----- PROVIDED DATA

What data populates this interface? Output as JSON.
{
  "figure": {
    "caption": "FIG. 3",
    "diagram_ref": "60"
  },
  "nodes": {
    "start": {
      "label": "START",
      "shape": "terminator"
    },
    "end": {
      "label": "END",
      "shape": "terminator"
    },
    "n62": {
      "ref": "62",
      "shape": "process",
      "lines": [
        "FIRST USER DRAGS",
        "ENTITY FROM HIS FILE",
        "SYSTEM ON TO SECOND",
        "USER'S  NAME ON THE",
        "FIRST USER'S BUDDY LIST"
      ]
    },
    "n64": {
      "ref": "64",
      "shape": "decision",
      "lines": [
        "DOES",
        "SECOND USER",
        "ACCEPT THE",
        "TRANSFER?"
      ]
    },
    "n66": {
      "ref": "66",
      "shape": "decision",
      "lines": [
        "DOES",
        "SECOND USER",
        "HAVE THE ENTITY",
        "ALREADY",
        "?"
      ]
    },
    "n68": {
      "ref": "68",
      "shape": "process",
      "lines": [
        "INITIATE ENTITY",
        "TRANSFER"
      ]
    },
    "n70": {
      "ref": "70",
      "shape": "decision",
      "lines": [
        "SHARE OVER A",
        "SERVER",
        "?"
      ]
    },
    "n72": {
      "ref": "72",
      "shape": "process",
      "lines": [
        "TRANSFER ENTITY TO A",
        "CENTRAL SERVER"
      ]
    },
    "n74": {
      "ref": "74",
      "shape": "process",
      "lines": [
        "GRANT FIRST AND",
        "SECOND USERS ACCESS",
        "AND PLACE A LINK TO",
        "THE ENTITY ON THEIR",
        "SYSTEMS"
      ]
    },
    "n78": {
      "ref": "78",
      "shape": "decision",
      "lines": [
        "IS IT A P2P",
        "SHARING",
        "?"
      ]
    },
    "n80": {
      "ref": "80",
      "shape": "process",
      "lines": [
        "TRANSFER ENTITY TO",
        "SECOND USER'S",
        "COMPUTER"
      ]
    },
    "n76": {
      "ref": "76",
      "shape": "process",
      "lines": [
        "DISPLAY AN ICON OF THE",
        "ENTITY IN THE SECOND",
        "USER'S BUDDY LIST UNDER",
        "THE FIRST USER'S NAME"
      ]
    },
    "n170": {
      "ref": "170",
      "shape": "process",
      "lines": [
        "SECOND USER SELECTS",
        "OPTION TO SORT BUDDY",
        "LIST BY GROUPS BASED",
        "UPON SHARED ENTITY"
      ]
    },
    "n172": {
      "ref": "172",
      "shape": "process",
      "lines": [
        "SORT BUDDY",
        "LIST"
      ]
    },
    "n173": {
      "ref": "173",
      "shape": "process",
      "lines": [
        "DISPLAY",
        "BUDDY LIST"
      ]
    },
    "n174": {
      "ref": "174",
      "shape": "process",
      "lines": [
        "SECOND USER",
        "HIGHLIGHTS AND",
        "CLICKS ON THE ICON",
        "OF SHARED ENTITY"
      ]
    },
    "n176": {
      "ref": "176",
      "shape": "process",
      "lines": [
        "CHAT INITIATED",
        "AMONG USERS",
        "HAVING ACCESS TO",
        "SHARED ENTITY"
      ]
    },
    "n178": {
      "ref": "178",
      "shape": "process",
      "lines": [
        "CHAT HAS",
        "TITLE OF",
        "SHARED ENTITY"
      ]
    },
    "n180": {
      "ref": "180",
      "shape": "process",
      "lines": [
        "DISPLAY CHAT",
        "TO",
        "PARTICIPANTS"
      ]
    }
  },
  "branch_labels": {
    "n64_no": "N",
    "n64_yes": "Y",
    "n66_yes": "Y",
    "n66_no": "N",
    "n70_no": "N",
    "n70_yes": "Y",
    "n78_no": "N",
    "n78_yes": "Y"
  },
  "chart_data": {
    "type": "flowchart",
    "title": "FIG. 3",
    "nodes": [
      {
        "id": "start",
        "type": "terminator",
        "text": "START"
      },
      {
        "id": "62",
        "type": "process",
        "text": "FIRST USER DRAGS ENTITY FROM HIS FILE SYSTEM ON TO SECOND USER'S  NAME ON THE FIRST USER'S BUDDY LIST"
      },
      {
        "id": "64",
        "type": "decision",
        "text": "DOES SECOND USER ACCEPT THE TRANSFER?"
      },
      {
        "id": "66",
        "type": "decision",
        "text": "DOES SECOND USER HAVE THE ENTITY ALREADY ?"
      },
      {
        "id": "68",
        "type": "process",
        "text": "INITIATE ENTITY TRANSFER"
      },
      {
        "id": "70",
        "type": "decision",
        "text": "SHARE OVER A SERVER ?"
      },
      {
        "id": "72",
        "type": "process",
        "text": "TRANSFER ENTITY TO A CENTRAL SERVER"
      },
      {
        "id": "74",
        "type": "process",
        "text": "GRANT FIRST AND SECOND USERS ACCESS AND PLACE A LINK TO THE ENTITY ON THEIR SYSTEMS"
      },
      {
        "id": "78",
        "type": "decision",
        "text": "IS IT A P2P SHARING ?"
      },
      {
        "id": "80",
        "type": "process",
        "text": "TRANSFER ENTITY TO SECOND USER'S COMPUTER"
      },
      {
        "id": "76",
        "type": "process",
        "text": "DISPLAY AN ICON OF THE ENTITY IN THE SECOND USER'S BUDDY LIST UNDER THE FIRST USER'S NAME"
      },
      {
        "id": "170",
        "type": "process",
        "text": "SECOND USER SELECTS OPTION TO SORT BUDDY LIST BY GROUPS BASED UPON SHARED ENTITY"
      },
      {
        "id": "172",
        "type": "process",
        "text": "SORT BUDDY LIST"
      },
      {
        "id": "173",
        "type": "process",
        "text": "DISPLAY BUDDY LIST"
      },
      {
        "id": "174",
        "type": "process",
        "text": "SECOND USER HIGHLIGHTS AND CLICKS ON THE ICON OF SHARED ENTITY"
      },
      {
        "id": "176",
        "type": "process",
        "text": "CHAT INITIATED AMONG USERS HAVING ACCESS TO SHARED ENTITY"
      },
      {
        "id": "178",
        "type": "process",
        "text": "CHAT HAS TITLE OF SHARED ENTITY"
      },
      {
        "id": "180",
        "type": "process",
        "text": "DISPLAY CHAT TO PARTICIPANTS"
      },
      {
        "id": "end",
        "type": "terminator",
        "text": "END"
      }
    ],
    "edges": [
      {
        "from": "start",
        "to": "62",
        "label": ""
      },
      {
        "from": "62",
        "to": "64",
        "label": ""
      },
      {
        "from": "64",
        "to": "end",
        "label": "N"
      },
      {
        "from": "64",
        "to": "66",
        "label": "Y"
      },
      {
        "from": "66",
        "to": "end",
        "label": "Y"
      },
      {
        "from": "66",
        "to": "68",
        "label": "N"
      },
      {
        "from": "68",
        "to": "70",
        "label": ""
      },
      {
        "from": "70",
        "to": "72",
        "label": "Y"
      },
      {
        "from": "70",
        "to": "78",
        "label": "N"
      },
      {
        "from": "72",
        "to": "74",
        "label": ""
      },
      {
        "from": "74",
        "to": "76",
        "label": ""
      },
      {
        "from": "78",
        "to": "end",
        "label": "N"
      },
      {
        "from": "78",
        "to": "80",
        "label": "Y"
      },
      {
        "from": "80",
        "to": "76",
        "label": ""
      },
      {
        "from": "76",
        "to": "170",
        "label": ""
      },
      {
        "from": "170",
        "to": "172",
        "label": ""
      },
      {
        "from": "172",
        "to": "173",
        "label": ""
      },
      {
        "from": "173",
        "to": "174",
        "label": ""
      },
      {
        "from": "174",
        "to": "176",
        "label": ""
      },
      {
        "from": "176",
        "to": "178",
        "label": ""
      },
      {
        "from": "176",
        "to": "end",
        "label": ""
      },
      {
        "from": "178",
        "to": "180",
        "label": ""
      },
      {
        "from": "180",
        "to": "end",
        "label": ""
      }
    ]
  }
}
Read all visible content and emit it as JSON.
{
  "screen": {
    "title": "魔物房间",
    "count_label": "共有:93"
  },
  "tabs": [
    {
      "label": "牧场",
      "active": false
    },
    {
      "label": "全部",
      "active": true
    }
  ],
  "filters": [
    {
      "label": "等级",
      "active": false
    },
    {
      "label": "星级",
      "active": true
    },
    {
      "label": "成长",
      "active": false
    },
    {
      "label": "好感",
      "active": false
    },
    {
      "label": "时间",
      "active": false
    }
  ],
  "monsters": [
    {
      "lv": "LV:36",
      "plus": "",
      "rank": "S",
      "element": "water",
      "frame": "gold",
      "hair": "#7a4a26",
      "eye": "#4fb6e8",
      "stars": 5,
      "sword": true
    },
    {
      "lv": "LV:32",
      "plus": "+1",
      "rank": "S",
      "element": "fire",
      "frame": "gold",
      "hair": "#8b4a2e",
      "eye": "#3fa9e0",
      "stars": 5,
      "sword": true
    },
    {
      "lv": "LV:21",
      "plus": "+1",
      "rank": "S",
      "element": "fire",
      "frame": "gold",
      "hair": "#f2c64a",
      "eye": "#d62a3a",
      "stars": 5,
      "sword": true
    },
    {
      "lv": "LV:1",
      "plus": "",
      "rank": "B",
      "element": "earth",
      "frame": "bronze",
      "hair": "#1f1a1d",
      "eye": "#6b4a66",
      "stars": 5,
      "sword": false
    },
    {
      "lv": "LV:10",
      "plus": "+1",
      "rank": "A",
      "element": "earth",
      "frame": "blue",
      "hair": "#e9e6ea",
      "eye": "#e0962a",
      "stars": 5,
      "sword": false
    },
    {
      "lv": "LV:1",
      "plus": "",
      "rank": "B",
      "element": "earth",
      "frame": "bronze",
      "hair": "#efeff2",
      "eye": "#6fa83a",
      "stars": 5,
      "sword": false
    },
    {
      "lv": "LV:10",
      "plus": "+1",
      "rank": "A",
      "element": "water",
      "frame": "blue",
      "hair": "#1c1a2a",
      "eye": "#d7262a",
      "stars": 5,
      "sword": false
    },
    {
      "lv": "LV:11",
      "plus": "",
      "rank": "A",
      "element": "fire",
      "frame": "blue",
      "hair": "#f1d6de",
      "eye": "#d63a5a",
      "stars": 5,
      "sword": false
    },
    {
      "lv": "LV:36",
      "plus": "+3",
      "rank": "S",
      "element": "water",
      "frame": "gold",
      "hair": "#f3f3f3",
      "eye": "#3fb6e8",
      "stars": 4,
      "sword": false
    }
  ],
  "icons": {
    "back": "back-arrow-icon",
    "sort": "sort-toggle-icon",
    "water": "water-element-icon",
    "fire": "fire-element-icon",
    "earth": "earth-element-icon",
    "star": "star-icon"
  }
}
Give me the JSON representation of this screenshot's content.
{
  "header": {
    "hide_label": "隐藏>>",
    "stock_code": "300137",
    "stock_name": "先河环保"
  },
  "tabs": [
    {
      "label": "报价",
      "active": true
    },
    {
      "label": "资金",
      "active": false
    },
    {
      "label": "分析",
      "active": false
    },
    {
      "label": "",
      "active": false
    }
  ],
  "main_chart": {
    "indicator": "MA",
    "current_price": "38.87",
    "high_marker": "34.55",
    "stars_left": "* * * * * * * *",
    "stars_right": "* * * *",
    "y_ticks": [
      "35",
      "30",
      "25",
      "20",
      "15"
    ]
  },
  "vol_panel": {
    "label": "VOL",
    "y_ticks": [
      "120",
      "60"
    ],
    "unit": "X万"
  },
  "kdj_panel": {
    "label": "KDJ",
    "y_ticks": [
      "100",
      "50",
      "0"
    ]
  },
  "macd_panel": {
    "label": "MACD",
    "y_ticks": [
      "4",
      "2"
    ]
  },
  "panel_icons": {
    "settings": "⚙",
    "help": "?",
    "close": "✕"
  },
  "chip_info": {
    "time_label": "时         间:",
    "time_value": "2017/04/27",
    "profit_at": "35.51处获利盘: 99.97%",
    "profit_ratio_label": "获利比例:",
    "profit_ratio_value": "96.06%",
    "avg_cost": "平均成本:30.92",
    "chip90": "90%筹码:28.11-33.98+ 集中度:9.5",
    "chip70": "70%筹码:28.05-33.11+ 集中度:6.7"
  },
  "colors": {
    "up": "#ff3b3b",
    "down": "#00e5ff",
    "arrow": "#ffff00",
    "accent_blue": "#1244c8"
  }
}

----------

TASK DETAILS
Identify the lines that hold the word "OVER". Copy every one of them.

WRITTEN SOLUTION
        "SHARE OVER A",
        "text": "SHARE OVER A SERVER ?"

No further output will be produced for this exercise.